[Items from a dataset]
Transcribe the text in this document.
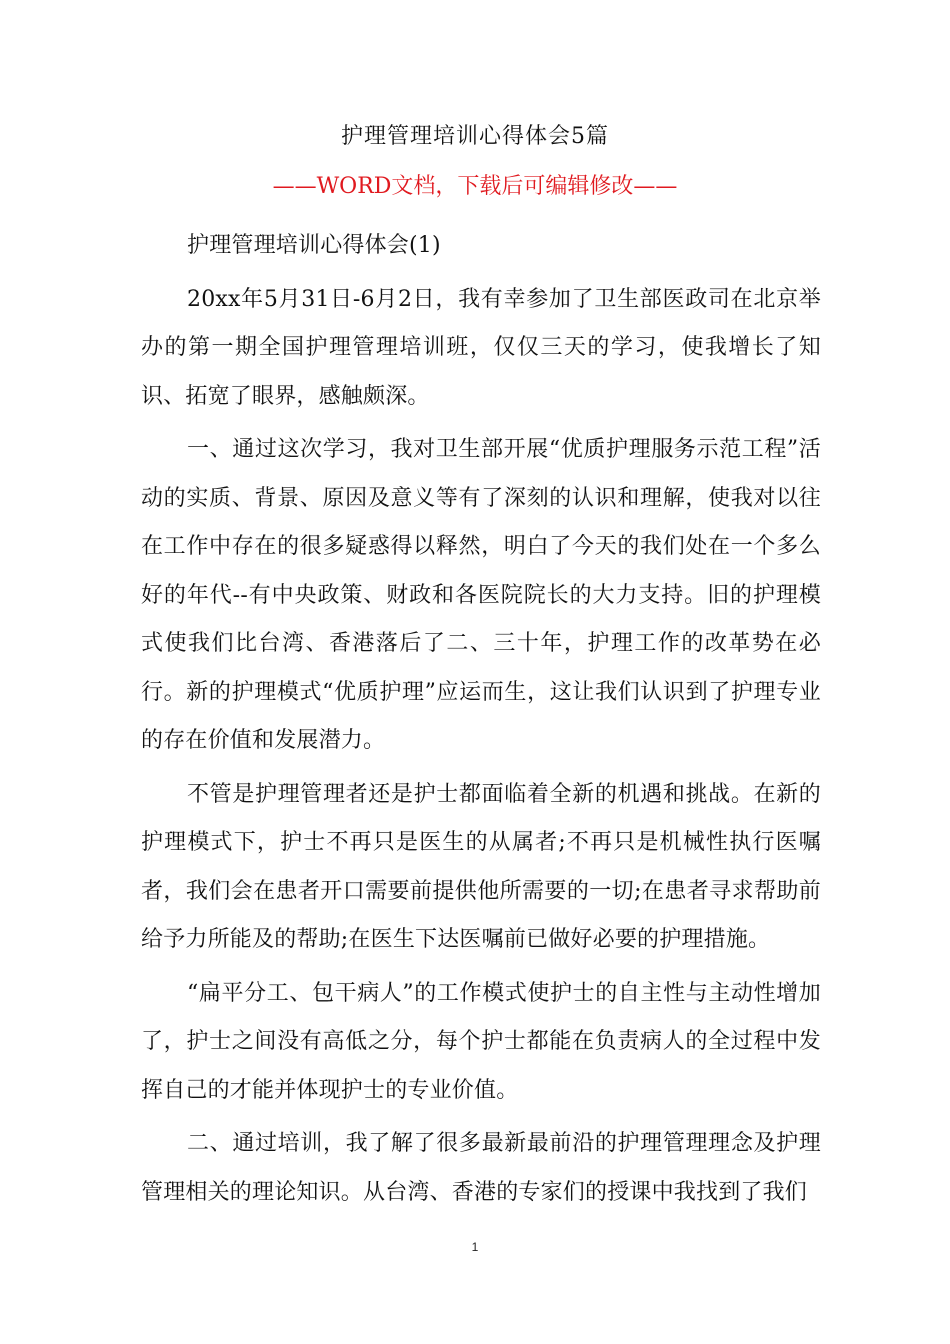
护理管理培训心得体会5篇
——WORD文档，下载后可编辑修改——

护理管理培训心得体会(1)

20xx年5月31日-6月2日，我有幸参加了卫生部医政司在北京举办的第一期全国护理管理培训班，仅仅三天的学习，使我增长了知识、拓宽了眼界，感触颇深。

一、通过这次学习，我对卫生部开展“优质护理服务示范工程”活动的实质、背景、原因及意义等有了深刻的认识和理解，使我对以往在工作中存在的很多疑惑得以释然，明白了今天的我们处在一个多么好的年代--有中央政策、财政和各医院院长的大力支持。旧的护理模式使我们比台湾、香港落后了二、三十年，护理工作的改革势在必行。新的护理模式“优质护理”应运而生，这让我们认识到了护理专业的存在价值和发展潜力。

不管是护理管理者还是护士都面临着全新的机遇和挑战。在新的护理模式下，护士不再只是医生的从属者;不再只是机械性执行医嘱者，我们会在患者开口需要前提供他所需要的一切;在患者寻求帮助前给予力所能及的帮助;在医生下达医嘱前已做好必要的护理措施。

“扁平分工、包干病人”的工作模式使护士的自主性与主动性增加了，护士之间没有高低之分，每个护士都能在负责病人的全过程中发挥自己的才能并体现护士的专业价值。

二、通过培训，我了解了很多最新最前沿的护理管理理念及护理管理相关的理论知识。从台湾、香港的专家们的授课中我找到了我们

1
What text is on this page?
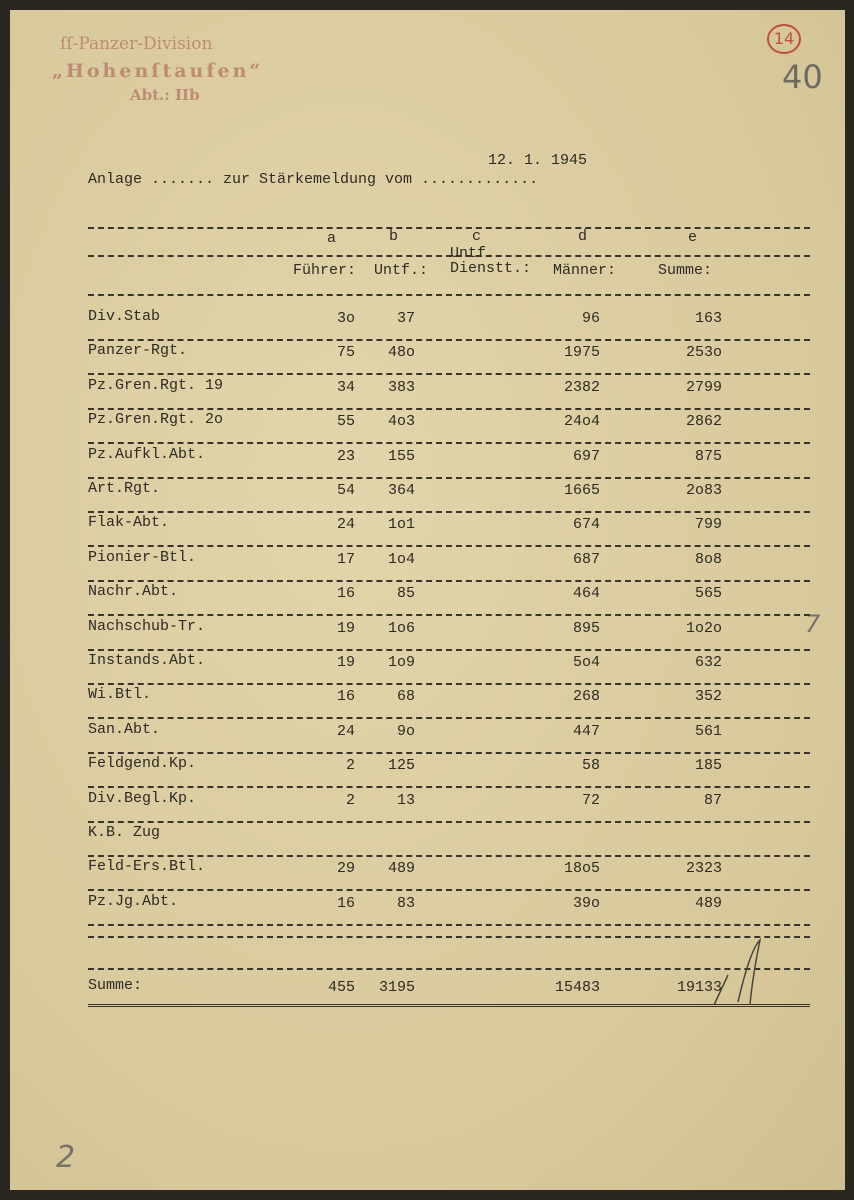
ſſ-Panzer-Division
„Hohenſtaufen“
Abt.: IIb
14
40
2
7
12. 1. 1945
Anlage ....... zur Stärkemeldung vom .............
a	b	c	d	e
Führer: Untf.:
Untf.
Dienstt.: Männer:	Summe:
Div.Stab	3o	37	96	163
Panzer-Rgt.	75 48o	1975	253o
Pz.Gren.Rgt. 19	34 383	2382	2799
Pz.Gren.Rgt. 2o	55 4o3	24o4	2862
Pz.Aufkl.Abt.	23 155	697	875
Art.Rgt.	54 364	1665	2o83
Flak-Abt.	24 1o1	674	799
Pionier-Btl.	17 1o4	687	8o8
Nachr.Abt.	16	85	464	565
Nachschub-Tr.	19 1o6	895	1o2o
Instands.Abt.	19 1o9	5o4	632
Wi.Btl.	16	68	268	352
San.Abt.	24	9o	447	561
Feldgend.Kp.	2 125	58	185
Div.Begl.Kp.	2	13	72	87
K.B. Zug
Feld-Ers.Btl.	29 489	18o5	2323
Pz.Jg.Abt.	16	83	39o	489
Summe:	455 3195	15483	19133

* * *

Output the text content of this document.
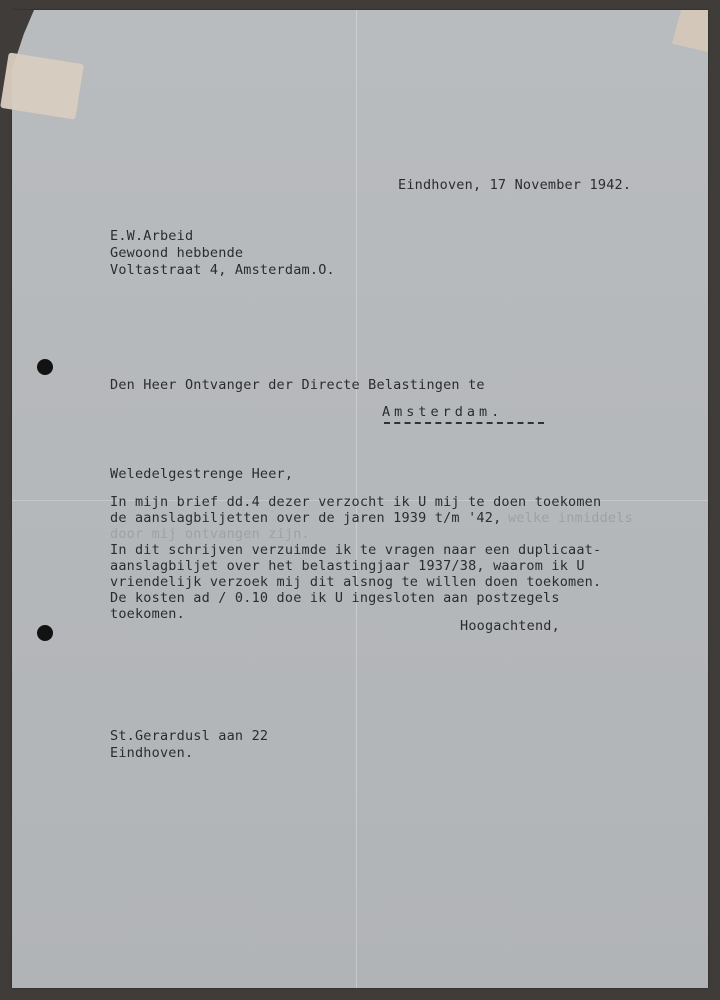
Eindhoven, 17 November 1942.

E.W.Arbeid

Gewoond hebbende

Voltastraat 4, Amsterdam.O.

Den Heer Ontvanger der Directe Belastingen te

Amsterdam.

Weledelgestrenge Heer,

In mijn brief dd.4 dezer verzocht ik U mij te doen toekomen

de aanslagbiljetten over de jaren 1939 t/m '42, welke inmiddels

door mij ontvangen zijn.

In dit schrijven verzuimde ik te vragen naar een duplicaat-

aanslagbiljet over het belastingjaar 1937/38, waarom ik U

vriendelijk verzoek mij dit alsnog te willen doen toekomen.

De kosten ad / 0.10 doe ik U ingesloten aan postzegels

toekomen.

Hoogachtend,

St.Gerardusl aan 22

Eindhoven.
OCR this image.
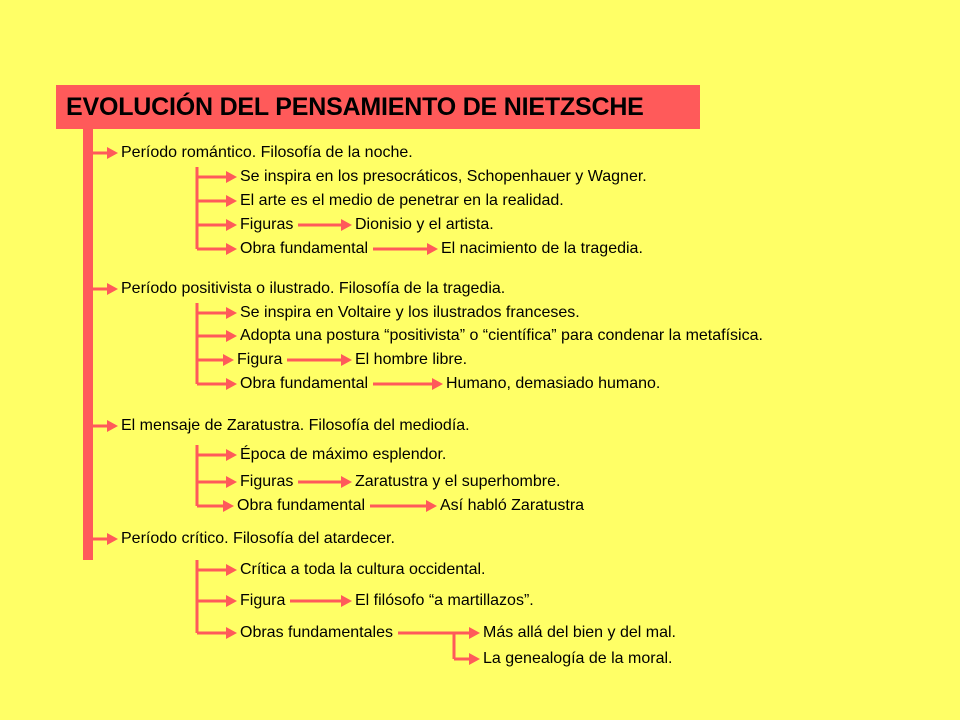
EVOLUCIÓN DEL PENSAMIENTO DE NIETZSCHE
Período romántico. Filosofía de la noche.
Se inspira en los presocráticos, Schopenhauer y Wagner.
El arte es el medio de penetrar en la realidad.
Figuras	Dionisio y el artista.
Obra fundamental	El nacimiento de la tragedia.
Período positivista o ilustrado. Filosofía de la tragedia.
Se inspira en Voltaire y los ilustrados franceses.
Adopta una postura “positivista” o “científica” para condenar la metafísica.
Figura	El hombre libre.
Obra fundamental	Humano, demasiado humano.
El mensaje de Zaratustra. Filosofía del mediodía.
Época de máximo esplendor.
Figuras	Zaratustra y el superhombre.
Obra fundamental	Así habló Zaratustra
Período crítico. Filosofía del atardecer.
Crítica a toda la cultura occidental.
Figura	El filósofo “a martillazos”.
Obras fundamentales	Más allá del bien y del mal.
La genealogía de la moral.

The task –
Count every line in the preceding entries where the string "inspira" appears, then state only the total.

Correct result –
2